▶ [WORK TASK]: Please read the records below and return each line holding the string "Gene".

▶ [DATASET RECORDS]:
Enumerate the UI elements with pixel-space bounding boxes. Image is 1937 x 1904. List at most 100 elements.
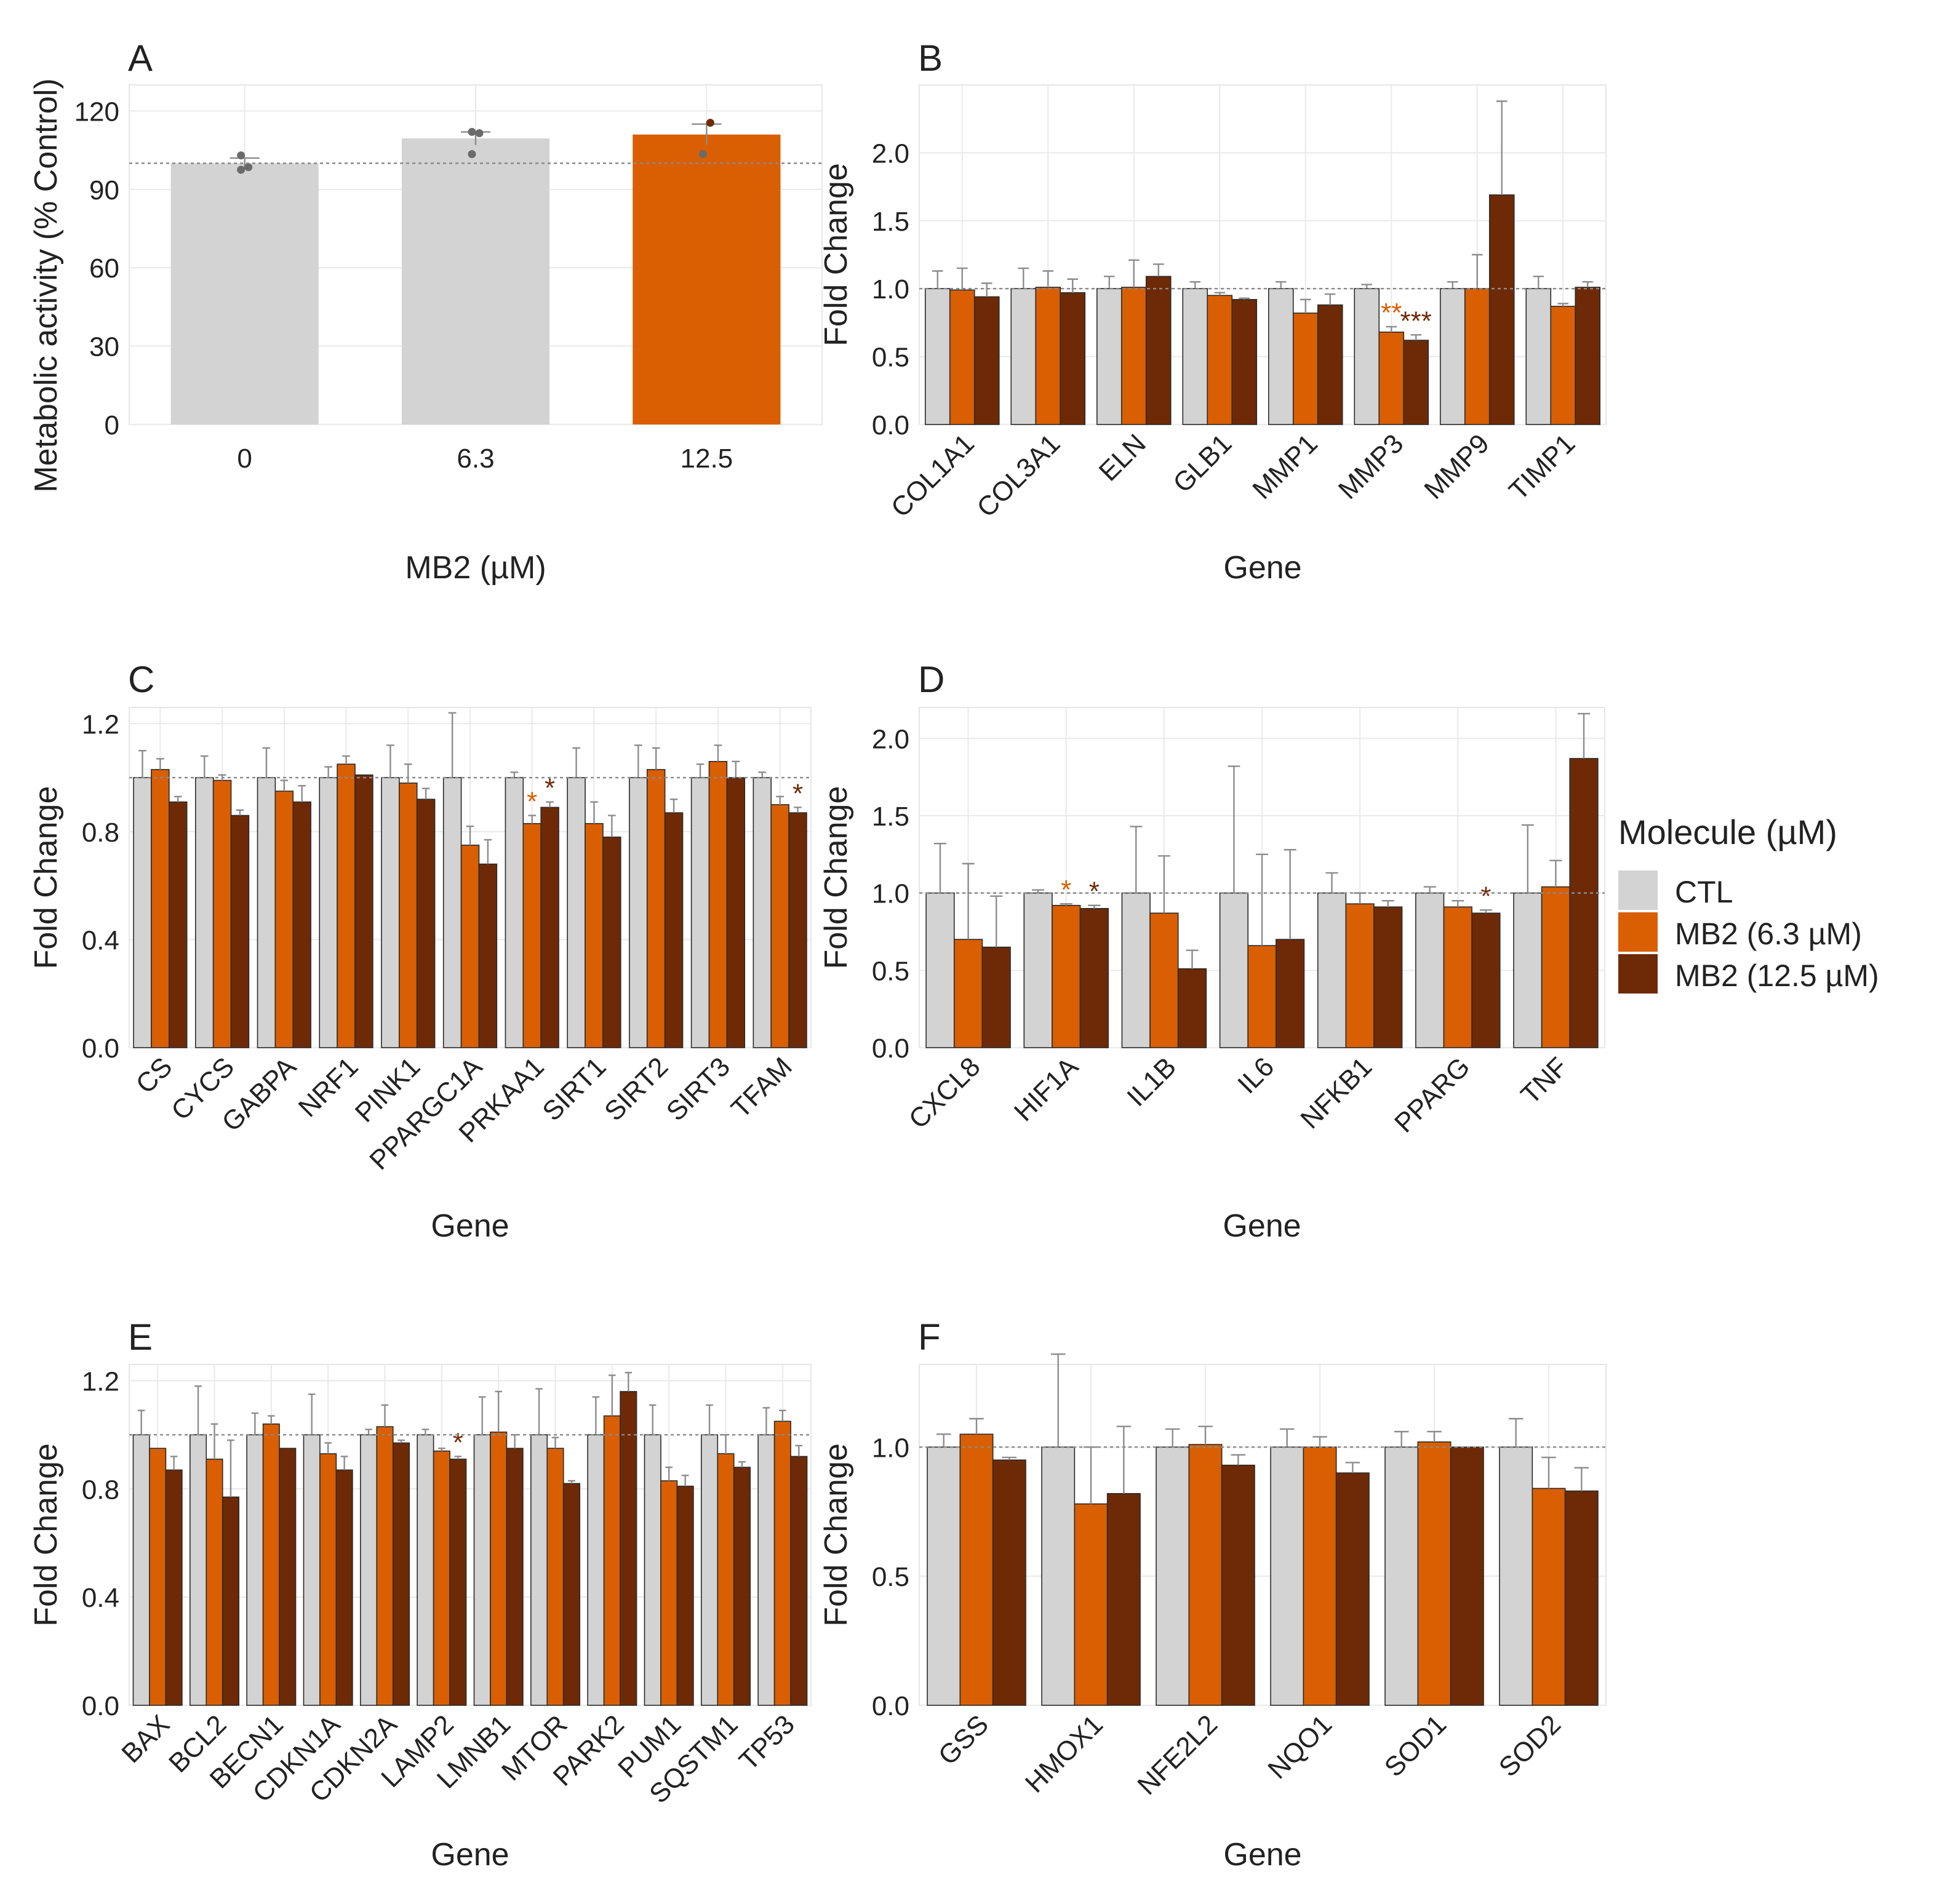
bar bbox=[647, 770, 665, 1048]
bar bbox=[1060, 293, 1085, 424]
panel-letter: B bbox=[918, 38, 943, 79]
bar bbox=[169, 802, 187, 1048]
bar bbox=[1565, 1491, 1598, 1705]
bar bbox=[1472, 913, 1500, 1048]
y-tick-label: 0.0 bbox=[82, 1034, 119, 1064]
bar bbox=[975, 297, 999, 424]
bar bbox=[1440, 289, 1465, 424]
bar bbox=[717, 1454, 733, 1705]
bar bbox=[1354, 289, 1379, 424]
bar bbox=[1178, 969, 1207, 1048]
x-axis-title: Gene bbox=[1223, 1208, 1301, 1244]
y-tick-label: 1.5 bbox=[872, 802, 909, 832]
bar bbox=[505, 778, 523, 1048]
bar bbox=[547, 1448, 563, 1705]
bar bbox=[791, 1456, 807, 1705]
bar bbox=[734, 1467, 750, 1705]
bar bbox=[1336, 1473, 1369, 1705]
y-tick-label: 0.0 bbox=[872, 1034, 909, 1064]
bar bbox=[258, 778, 276, 1048]
data-point bbox=[244, 163, 252, 171]
bar bbox=[603, 837, 621, 1048]
bar bbox=[727, 778, 745, 1048]
bar bbox=[490, 1432, 506, 1705]
bar bbox=[355, 775, 373, 1048]
y-tick-label: 0.8 bbox=[82, 1475, 119, 1505]
legend-swatch-ctl bbox=[1618, 870, 1658, 910]
bar bbox=[1451, 1447, 1484, 1705]
bar bbox=[564, 1483, 580, 1705]
bar bbox=[1189, 1444, 1221, 1705]
bar bbox=[1232, 300, 1256, 424]
bar bbox=[1293, 313, 1318, 424]
x-axis-title: Gene bbox=[431, 1208, 509, 1244]
bar bbox=[1080, 909, 1109, 1048]
bar bbox=[677, 1486, 693, 1705]
bar bbox=[1036, 287, 1060, 424]
bar bbox=[1385, 1447, 1418, 1705]
bar bbox=[629, 778, 647, 1048]
bar bbox=[709, 762, 727, 1048]
bar bbox=[206, 1459, 222, 1705]
bar bbox=[381, 778, 399, 1048]
significance-marker: * bbox=[1061, 875, 1071, 905]
y-tick-label: 90 bbox=[89, 175, 119, 205]
bar bbox=[417, 799, 435, 1048]
bar bbox=[399, 783, 417, 1048]
panel-letter: A bbox=[128, 38, 153, 79]
bar bbox=[1379, 332, 1404, 424]
data-point bbox=[237, 151, 245, 159]
bar bbox=[150, 1448, 166, 1705]
bar bbox=[620, 1392, 636, 1705]
bar bbox=[982, 947, 1010, 1048]
bar bbox=[1318, 305, 1343, 424]
bar bbox=[950, 290, 975, 424]
bar bbox=[661, 1481, 677, 1705]
y-tick-label: 0 bbox=[105, 410, 119, 440]
bar bbox=[1490, 195, 1514, 424]
bar bbox=[692, 778, 709, 1048]
bar bbox=[1024, 893, 1052, 1048]
y-axis-title: Fold Change bbox=[28, 1443, 64, 1627]
bar bbox=[263, 1424, 279, 1705]
y-axis-title: Fold Change bbox=[28, 786, 64, 970]
bar bbox=[1042, 1447, 1074, 1705]
y-tick-label: 120 bbox=[74, 97, 119, 127]
bar bbox=[1416, 893, 1444, 1048]
bar bbox=[771, 805, 789, 1048]
data-point bbox=[476, 129, 484, 137]
bar bbox=[1444, 907, 1472, 1048]
bar bbox=[1404, 340, 1428, 424]
bar bbox=[196, 778, 214, 1048]
y-tick-label: 0.5 bbox=[872, 343, 909, 373]
legend-title: Molecule (µM) bbox=[1618, 813, 1837, 851]
bar bbox=[960, 1434, 992, 1705]
bar bbox=[247, 1435, 263, 1705]
significance-marker: *** bbox=[1400, 306, 1432, 336]
bar bbox=[927, 1447, 960, 1705]
bar bbox=[1526, 289, 1551, 424]
bar bbox=[1122, 287, 1146, 424]
bar bbox=[1465, 289, 1490, 424]
bar bbox=[223, 1497, 239, 1705]
bar bbox=[461, 845, 479, 1048]
bar bbox=[214, 781, 231, 1048]
bar bbox=[402, 138, 549, 424]
bar bbox=[1150, 913, 1178, 1048]
bar bbox=[171, 163, 319, 424]
significance-marker: * bbox=[1089, 877, 1100, 907]
y-tick-label: 0.0 bbox=[82, 1691, 119, 1721]
y-tick-label: 0.0 bbox=[872, 1691, 909, 1721]
y-axis-title: Fold Change bbox=[818, 163, 854, 346]
bar bbox=[954, 939, 983, 1048]
x-tick-label: 0 bbox=[237, 444, 252, 474]
bar bbox=[275, 791, 293, 1048]
y-axis-title: Fold Change bbox=[818, 1443, 854, 1627]
y-tick-label: 60 bbox=[89, 253, 119, 284]
bar bbox=[190, 1435, 206, 1705]
y-tick-label: 1.0 bbox=[872, 274, 909, 305]
bar bbox=[1318, 893, 1346, 1048]
bar bbox=[479, 864, 497, 1048]
y-tick-label: 0.5 bbox=[872, 956, 909, 986]
y-tick-label: 1.2 bbox=[82, 709, 119, 739]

▶ [OUTPUT BELOW]:
x-axis-title: Gene bbox=[1223, 1208, 1301, 1244]
x-axis-title: Gene bbox=[431, 1208, 509, 1244]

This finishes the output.